— Start of AVAILABLE DATA —
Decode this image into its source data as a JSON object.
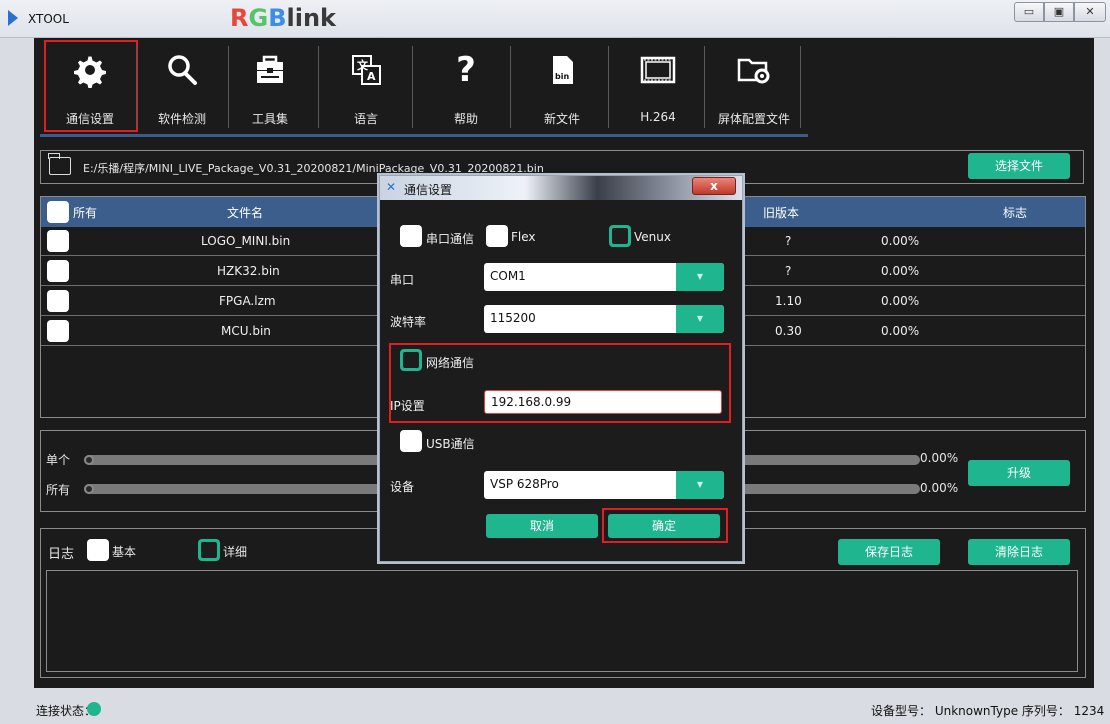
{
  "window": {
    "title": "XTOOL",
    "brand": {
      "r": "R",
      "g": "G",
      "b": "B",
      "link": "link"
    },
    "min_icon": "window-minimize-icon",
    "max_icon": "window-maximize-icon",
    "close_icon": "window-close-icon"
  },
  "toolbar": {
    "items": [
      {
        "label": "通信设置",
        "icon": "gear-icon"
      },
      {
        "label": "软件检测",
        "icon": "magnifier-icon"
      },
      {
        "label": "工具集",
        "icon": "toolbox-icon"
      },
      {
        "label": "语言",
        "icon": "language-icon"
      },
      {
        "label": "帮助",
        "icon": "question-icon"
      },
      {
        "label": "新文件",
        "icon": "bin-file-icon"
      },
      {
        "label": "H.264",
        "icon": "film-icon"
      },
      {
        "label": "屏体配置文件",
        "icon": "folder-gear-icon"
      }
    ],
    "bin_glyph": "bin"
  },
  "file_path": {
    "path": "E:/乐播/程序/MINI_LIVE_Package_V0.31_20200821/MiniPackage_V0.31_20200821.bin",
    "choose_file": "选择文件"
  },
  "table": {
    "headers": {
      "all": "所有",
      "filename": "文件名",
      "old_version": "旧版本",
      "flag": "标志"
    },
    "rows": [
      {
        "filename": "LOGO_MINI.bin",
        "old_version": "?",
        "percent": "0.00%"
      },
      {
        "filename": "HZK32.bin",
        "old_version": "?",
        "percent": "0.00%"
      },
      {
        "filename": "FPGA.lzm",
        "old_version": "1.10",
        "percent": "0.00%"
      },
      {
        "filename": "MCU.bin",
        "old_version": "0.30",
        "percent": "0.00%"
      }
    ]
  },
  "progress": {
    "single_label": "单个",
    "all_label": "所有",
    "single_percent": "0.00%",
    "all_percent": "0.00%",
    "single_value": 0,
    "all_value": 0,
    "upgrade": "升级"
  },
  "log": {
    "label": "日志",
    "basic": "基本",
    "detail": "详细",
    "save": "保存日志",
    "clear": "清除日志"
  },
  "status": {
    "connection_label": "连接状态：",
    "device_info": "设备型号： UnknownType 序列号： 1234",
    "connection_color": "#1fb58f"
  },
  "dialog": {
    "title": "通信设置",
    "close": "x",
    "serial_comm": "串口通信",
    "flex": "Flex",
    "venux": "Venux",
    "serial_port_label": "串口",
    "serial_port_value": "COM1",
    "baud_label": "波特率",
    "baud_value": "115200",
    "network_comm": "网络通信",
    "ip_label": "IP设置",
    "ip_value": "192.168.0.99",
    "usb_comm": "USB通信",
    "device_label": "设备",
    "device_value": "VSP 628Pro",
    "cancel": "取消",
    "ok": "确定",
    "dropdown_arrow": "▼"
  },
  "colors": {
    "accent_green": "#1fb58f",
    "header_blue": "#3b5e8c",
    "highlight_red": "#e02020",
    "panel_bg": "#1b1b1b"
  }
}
— End of AVAILABLE DATA —
### DIRECTIONS:
Omit the pictures. Output every record above word for word.

### FINAL RESULT:
Decode this image into its source data as a JSON object.
{
  "window": {
    "title": "XTOOL",
    "brand": {
      "r": "R",
      "g": "G",
      "b": "B",
      "link": "link"
    },
    "min_icon": "window-minimize-icon",
    "max_icon": "window-maximize-icon",
    "close_icon": "window-close-icon"
  },
  "toolbar": {
    "items": [
      {
        "label": "通信设置",
        "icon": "gear-icon"
      },
      {
        "label": "软件检测",
        "icon": "magnifier-icon"
      },
      {
        "label": "工具集",
        "icon": "toolbox-icon"
      },
      {
        "label": "语言",
        "icon": "language-icon"
      },
      {
        "label": "帮助",
        "icon": "question-icon"
      },
      {
        "label": "新文件",
        "icon": "bin-file-icon"
      },
      {
        "label": "H.264",
        "icon": "film-icon"
      },
      {
        "label": "屏体配置文件",
        "icon": "folder-gear-icon"
      }
    ],
    "bin_glyph": "bin"
  },
  "file_path": {
    "path": "E:/乐播/程序/MINI_LIVE_Package_V0.31_20200821/MiniPackage_V0.31_20200821.bin",
    "choose_file": "选择文件"
  },
  "table": {
    "headers": {
      "all": "所有",
      "filename": "文件名",
      "old_version": "旧版本",
      "flag": "标志"
    },
    "rows": [
      {
        "filename": "LOGO_MINI.bin",
        "old_version": "?",
        "percent": "0.00%"
      },
      {
        "filename": "HZK32.bin",
        "old_version": "?",
        "percent": "0.00%"
      },
      {
        "filename": "FPGA.lzm",
        "old_version": "1.10",
        "percent": "0.00%"
      },
      {
        "filename": "MCU.bin",
        "old_version": "0.30",
        "percent": "0.00%"
      }
    ]
  },
  "progress": {
    "single_label": "单个",
    "all_label": "所有",
    "single_percent": "0.00%",
    "all_percent": "0.00%",
    "single_value": 0,
    "all_value": 0,
    "upgrade": "升级"
  },
  "log": {
    "label": "日志",
    "basic": "基本",
    "detail": "详细",
    "save": "保存日志",
    "clear": "清除日志"
  },
  "status": {
    "connection_label": "连接状态：",
    "device_info": "设备型号： UnknownType 序列号： 1234",
    "connection_color": "#1fb58f"
  },
  "dialog": {
    "title": "通信设置",
    "close": "x",
    "serial_comm": "串口通信",
    "flex": "Flex",
    "venux": "Venux",
    "serial_port_label": "串口",
    "serial_port_value": "COM1",
    "baud_label": "波特率",
    "baud_value": "115200",
    "network_comm": "网络通信",
    "ip_label": "IP设置",
    "ip_value": "192.168.0.99",
    "usb_comm": "USB通信",
    "device_label": "设备",
    "device_value": "VSP 628Pro",
    "cancel": "取消",
    "ok": "确定",
    "dropdown_arrow": "▼"
  },
  "colors": {
    "accent_green": "#1fb58f",
    "header_blue": "#3b5e8c",
    "highlight_red": "#e02020",
    "panel_bg": "#1b1b1b"
  }
}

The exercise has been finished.